▸ GIVEN REQUEST
Reproduce all lines of the listing below in which the word "Group" occurs.

----- DATA SECTION

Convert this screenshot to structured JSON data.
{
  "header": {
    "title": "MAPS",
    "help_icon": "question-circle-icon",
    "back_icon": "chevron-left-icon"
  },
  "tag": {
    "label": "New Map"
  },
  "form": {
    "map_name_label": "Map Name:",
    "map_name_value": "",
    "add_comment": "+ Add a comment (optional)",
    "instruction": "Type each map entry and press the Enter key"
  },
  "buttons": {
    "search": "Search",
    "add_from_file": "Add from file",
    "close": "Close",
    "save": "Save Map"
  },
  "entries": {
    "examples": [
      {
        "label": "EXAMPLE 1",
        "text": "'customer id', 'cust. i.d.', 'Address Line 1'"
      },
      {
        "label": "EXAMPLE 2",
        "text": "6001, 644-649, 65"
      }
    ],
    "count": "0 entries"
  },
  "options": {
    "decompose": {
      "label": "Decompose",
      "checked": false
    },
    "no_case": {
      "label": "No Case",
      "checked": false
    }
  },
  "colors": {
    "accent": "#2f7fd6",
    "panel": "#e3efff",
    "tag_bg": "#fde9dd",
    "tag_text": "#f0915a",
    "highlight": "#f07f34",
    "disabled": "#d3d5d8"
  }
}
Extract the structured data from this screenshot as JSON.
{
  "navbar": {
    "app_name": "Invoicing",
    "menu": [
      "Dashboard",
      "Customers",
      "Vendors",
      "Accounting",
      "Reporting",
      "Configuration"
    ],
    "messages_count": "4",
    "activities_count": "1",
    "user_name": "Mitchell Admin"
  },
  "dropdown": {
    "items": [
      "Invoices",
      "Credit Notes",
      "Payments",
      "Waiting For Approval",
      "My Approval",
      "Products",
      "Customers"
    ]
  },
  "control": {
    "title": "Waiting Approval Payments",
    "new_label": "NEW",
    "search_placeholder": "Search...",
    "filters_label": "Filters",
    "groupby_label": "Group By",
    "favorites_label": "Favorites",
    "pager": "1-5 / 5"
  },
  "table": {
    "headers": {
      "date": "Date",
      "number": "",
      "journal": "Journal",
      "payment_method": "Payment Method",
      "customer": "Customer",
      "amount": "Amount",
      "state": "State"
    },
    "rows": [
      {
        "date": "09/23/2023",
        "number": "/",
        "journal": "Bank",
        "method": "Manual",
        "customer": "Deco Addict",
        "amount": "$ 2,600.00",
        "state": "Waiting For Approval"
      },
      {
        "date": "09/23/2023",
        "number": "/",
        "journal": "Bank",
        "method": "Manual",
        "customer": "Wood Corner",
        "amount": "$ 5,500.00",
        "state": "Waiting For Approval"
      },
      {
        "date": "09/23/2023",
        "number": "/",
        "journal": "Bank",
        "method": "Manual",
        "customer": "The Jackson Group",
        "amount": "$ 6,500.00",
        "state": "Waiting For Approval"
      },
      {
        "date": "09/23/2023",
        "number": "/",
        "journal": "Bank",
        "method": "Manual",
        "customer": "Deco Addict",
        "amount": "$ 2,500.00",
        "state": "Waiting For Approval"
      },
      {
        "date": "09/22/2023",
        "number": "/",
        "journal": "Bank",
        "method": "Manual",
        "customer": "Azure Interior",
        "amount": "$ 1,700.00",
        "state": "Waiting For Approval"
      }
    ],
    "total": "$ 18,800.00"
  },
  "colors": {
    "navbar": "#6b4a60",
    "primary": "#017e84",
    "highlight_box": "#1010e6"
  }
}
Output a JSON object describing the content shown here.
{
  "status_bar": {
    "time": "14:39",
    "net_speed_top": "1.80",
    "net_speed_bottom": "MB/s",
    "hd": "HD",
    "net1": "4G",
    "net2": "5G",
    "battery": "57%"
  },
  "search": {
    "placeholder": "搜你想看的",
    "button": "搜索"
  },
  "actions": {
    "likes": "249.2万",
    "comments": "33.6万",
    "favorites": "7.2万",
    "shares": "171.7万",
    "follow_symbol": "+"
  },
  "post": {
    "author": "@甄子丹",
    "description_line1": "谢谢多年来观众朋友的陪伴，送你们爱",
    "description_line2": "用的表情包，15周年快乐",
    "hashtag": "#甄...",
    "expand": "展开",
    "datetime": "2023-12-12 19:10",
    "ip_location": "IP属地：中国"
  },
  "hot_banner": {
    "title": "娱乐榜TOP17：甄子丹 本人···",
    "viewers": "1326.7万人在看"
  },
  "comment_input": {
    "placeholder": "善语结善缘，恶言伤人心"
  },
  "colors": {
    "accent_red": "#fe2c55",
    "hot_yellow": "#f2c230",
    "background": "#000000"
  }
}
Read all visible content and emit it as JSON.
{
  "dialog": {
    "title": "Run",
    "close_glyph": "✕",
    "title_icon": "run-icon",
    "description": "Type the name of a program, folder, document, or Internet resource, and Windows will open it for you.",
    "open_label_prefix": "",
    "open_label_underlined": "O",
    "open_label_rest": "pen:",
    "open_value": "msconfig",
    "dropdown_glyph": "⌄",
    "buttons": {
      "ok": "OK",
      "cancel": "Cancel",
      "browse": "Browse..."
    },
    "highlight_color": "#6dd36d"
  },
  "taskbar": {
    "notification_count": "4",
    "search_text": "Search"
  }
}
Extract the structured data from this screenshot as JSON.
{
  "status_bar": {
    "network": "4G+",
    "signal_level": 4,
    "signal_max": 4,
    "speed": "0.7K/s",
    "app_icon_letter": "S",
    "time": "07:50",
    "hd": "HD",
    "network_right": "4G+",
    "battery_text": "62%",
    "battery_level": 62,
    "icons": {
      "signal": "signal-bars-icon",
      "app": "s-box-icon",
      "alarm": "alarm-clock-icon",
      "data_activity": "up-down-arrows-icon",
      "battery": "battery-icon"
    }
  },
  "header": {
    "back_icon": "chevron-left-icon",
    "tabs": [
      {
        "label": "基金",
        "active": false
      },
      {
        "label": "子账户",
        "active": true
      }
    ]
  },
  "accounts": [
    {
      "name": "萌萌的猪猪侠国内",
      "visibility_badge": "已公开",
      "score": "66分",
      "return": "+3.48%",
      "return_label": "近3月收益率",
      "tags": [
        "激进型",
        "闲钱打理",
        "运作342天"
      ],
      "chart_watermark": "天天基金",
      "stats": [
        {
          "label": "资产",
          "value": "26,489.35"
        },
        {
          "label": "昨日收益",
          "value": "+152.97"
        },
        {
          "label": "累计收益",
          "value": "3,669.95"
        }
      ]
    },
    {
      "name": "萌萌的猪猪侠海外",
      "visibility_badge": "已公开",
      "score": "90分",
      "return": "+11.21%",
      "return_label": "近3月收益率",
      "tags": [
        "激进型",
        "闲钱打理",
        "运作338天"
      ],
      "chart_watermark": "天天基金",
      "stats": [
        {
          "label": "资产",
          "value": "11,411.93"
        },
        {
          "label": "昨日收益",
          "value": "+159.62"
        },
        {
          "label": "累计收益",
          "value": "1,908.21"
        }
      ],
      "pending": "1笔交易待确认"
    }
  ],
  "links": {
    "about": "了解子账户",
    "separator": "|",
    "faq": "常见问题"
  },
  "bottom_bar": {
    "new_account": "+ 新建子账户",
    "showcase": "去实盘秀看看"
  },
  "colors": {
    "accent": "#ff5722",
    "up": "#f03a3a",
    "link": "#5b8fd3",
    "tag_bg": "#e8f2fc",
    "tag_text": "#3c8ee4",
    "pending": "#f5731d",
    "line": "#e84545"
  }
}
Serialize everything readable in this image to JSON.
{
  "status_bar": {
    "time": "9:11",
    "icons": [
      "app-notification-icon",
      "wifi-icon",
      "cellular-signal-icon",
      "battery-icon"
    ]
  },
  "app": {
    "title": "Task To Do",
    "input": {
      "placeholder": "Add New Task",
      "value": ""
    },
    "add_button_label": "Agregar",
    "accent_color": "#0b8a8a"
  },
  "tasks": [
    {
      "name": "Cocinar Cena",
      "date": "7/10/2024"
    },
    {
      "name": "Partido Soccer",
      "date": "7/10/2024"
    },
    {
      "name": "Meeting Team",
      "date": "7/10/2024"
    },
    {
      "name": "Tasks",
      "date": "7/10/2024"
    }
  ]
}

----------

▸ SOLUTION TO THIS PROBLEM
    "groupby_label": "Group By",
        "customer": "The Jackson Group",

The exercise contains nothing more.